• [Data for this task]

——————

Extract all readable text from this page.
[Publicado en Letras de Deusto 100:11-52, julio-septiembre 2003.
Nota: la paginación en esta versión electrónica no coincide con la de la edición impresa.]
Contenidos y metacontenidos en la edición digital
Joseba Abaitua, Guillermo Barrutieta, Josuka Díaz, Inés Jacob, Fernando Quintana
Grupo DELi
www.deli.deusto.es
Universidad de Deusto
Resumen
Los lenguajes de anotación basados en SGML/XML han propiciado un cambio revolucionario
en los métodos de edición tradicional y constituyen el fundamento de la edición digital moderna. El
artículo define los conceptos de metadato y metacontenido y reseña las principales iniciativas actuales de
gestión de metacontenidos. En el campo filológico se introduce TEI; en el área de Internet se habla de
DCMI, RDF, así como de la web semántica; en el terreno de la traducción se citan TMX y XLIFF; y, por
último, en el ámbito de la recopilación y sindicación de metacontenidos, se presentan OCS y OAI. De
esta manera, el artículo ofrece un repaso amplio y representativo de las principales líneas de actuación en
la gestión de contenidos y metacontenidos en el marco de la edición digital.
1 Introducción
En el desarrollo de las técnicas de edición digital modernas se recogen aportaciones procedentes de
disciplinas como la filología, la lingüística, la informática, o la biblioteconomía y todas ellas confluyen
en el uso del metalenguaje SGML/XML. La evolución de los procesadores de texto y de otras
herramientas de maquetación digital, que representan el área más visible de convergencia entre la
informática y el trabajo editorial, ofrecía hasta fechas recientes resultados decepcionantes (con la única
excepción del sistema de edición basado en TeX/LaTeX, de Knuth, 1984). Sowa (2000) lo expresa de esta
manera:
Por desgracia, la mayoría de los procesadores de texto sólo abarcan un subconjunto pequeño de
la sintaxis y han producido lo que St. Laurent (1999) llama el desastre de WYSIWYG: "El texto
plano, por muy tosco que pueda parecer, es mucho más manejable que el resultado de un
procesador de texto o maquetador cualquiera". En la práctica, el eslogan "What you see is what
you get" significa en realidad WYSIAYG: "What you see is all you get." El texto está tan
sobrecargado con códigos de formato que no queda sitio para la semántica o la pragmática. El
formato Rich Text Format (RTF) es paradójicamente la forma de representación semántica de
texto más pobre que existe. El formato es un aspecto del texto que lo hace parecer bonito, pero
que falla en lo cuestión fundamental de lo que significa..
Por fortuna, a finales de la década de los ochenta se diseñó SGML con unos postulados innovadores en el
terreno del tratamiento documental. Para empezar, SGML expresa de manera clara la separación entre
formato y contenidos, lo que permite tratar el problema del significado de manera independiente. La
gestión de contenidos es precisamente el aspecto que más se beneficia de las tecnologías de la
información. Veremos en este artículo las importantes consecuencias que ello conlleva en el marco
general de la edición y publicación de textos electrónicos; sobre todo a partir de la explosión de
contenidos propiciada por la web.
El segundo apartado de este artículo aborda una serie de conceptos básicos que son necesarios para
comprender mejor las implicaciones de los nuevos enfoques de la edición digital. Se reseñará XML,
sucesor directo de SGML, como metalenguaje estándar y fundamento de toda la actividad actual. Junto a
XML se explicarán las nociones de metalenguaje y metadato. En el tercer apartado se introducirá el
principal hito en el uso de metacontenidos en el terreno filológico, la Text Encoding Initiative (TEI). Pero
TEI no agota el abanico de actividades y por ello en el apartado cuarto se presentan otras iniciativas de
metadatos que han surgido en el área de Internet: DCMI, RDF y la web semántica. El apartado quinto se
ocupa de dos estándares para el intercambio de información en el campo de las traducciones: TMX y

——————

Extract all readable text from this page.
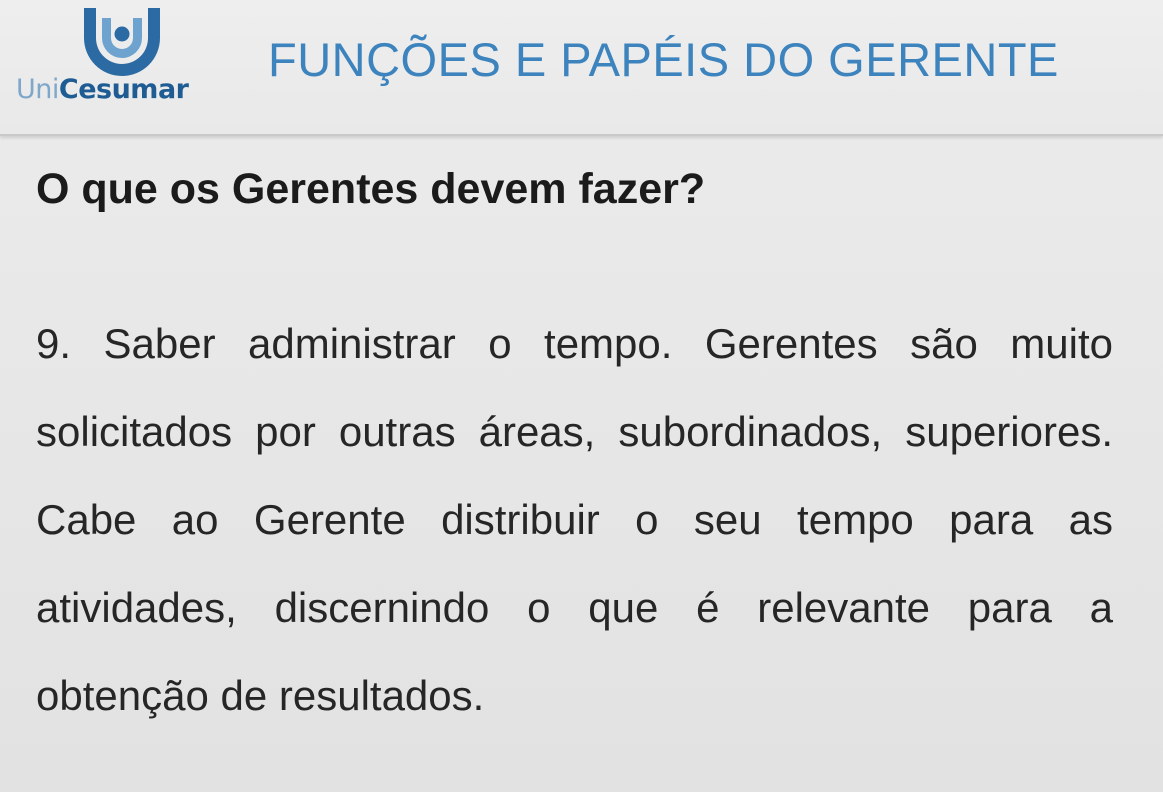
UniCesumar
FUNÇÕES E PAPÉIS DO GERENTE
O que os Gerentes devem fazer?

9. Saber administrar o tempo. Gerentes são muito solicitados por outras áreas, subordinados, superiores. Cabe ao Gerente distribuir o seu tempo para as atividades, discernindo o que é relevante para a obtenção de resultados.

——————

• [Problem description] Copy out every line of the listing that includes the string "procesadores".

• [Solution to the exercise]
en el uso del metalenguaje SGML/XML. La evolución de los procesadores de texto y de otras
Por desgracia, la mayoría de los procesadores de texto sólo abarcan un subconjunto pequeño de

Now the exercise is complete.